━━━━━ RECORDS ━━━━━
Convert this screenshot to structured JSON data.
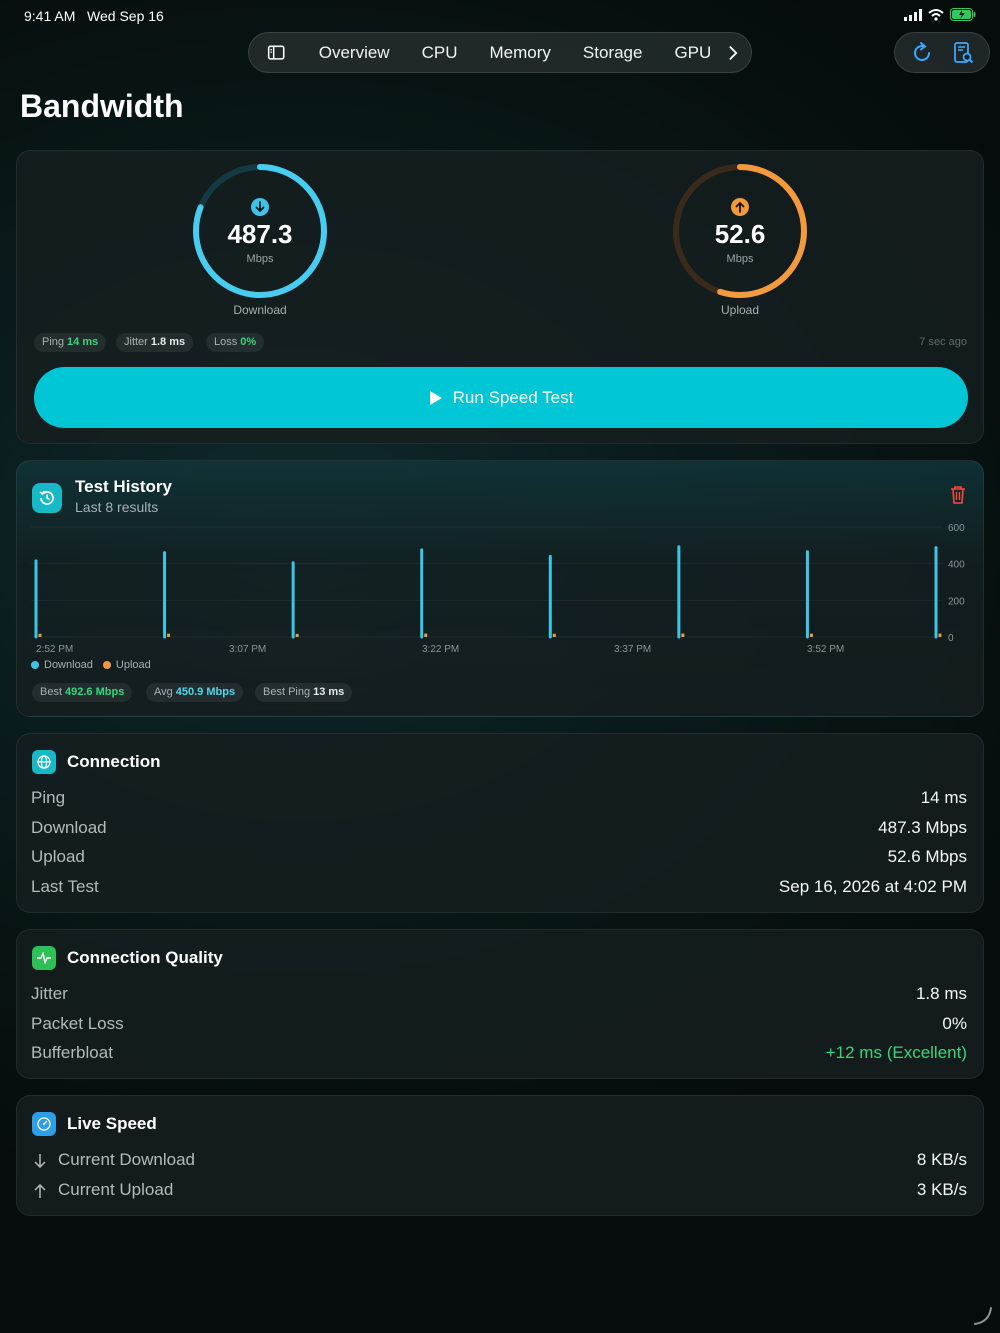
{
  "status": {
    "time": "9:41 AM",
    "date": "Wed Sep 16"
  },
  "nav": {
    "items": [
      "Overview",
      "CPU",
      "Memory",
      "Storage",
      "GPU"
    ]
  },
  "page": {
    "title": "Bandwidth"
  },
  "speed": {
    "download": {
      "value": "487.3",
      "unit": "Mbps",
      "label": "Download",
      "fraction": 0.81
    },
    "upload": {
      "value": "52.6",
      "unit": "Mbps",
      "label": "Upload",
      "fraction": 0.55
    },
    "chips": [
      {
        "label": "Ping",
        "value": "14 ms",
        "color": "#34d77b"
      },
      {
        "label": "Jitter",
        "value": "1.8 ms",
        "color": "#e6e9ea"
      },
      {
        "label": "Loss",
        "value": "0%",
        "color": "#34d77b"
      }
    ],
    "ago": "7 sec  ago",
    "run_label": "Run Speed Test"
  },
  "history": {
    "title": "Test History",
    "subtitle": "Last 8 results",
    "legend": {
      "download": "Download",
      "upload": "Upload"
    },
    "stats": [
      {
        "label": "Best",
        "value": "492.6 Mbps",
        "color": "#34d77b"
      },
      {
        "label": "Avg",
        "value": "450.9 Mbps",
        "color": "#4fd6ea"
      },
      {
        "label": "Best Ping",
        "value": "13 ms",
        "color": "#e6e9ea"
      }
    ]
  },
  "chart_data": {
    "type": "bar",
    "x_tick_labels": [
      "2:52 PM",
      "3:07 PM",
      "3:22 PM",
      "3:37 PM",
      "3:52 PM"
    ],
    "y_ticks": [
      0,
      200,
      400,
      600
    ],
    "ylim": [
      0,
      600
    ],
    "series": [
      {
        "name": "Download",
        "color": "#3cc6e6",
        "values": [
          415,
          460,
          405,
          475,
          440,
          492.6,
          465,
          487.3
        ]
      },
      {
        "name": "Upload",
        "color": "#f29a3a",
        "values": [
          48,
          50,
          47,
          52,
          49,
          53,
          51,
          52.6
        ]
      }
    ]
  },
  "connection": {
    "title": "Connection",
    "rows": [
      {
        "label": "Ping",
        "value": "14 ms"
      },
      {
        "label": "Download",
        "value": "487.3 Mbps"
      },
      {
        "label": "Upload",
        "value": "52.6 Mbps"
      },
      {
        "label": "Last Test",
        "value": "Sep 16, 2026 at 4:02 PM"
      }
    ]
  },
  "quality": {
    "title": "Connection Quality",
    "rows": [
      {
        "label": "Jitter",
        "value": "1.8 ms"
      },
      {
        "label": "Packet Loss",
        "value": "0%"
      },
      {
        "label": "Bufferbloat",
        "value": "+12 ms (Excellent)",
        "color": "#34d77b"
      }
    ]
  },
  "live": {
    "title": "Live Speed",
    "rows": [
      {
        "label": "Current Download",
        "value": "8 KB/s"
      },
      {
        "label": "Current Upload",
        "value": "3 KB/s"
      }
    ]
  }
}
━━━━━
* _YOUR TASK_: Show each line of the data that contains the string "Test".

* _ANSWER BELOW_:
    "run_label": "Run Speed Test"
    "title": "Test History",
        "label": "Last Test",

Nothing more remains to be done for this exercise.